=== EXTRACTED MATERIAL ===
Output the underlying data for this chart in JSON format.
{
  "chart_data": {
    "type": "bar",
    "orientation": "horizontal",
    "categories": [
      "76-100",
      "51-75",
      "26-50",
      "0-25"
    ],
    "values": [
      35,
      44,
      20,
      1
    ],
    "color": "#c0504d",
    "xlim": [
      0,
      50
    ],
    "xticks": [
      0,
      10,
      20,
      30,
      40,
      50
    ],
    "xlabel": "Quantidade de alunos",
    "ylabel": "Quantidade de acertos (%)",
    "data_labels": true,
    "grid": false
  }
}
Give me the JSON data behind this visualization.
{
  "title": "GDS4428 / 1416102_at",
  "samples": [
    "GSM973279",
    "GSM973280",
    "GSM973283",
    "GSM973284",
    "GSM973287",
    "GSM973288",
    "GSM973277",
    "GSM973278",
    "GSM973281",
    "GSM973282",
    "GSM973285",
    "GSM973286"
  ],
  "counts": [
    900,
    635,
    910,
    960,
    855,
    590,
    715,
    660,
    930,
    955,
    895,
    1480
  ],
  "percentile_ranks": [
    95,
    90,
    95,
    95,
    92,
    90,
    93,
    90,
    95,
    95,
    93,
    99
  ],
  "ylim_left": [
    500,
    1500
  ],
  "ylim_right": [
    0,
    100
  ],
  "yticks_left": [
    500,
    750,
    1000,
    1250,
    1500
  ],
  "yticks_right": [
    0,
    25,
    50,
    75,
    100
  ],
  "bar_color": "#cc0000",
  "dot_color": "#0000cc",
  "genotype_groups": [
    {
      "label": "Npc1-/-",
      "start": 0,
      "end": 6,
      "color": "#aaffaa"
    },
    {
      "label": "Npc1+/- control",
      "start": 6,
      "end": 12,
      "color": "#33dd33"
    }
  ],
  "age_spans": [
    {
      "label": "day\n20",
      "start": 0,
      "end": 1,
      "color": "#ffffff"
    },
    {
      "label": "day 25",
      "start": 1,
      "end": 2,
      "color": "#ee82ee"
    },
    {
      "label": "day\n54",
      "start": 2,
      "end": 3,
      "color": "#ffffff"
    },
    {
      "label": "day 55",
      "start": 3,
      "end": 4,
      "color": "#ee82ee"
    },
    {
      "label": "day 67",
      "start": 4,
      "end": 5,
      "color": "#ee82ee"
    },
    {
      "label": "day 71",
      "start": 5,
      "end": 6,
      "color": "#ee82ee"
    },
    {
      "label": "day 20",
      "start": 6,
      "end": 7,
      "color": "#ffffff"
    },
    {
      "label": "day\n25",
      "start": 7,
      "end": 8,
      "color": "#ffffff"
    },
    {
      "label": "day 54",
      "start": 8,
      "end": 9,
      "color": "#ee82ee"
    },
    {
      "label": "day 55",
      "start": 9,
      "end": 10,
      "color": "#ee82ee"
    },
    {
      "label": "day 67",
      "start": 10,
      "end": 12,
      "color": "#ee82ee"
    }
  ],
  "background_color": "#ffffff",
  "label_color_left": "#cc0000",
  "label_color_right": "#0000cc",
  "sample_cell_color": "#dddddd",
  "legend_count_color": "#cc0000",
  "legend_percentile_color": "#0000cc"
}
===
◆ **EXERCISE REQUIREMENTS**: All lines holding the word "this" should be picked out and copied.

◆ **ANSWER TO THE PROBLEM**:
Output the underlying data for this chart in JSON format.
Give me the JSON data behind this visualization.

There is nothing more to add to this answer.